> Required task: Write out every record in full, exactly as written, please.
◆ ◆ ◆ ◆ ◆
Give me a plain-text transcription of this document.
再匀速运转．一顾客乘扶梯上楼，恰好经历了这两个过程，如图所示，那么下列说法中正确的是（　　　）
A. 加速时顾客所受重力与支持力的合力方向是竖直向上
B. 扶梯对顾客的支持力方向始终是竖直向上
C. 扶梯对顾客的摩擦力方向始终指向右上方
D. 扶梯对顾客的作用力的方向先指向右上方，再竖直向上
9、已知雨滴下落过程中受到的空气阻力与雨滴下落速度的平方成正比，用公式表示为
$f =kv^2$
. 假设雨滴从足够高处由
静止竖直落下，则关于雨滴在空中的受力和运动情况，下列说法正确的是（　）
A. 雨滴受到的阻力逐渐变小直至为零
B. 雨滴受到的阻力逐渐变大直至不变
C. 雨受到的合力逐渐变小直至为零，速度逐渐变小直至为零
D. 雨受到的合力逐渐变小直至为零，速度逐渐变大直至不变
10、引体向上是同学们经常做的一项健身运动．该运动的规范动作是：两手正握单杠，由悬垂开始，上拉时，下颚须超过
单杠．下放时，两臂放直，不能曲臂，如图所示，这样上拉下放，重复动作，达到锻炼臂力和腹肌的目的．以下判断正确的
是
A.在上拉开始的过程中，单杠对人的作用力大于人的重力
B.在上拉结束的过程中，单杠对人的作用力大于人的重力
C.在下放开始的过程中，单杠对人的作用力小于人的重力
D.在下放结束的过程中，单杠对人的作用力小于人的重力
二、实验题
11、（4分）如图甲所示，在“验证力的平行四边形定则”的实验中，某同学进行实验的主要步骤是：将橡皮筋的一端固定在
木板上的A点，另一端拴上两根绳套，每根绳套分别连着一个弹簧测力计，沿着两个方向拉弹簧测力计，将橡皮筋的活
◆ ◆ ◆ ◆ ◆
> Answer to this task:
Give me a plain-text transcription of this document.
再匀速运转．一顾客乘扶梯上楼，恰好经历了这两个过程，如图所示，那么下列说法中正确的是（　　　）
A. 加速时顾客所受重力与支持力的合力方向是竖直向上
B. 扶梯对顾客的支持力方向始终是竖直向上
C. 扶梯对顾客的摩擦力方向始终指向右上方
D. 扶梯对顾客的作用力的方向先指向右上方，再竖直向上
9、已知雨滴下落过程中受到的空气阻力与雨滴下落速度的平方成正比，用公式表示为
$f =kv^2$
. 假设雨滴从足够高处由
静止竖直落下，则关于雨滴在空中的受力和运动情况，下列说法正确的是（　）
A. 雨滴受到的阻力逐渐变小直至为零
B. 雨滴受到的阻力逐渐变大直至不变
C. 雨受到的合力逐渐变小直至为零，速度逐渐变小直至为零
D. 雨受到的合力逐渐变小直至为零，速度逐渐变大直至不变
10、引体向上是同学们经常做的一项健身运动．该运动的规范动作是：两手正握单杠，由悬垂开始，上拉时，下颚须超过
单杠．下放时，两臂放直，不能曲臂，如图所示，这样上拉下放，重复动作，达到锻炼臂力和腹肌的目的．以下判断正确的
是
A.在上拉开始的过程中，单杠对人的作用力大于人的重力
B.在上拉结束的过程中，单杠对人的作用力大于人的重力
C.在下放开始的过程中，单杠对人的作用力小于人的重力
D.在下放结束的过程中，单杠对人的作用力小于人的重力
二、实验题
11、（4分）如图甲所示，在“验证力的平行四边形定则”的实验中，某同学进行实验的主要步骤是：将橡皮筋的一端固定在
木板上的A点，另一端拴上两根绳套，每根绳套分别连着一个弹簧测力计，沿着两个方向拉弹簧测力计，将橡皮筋的活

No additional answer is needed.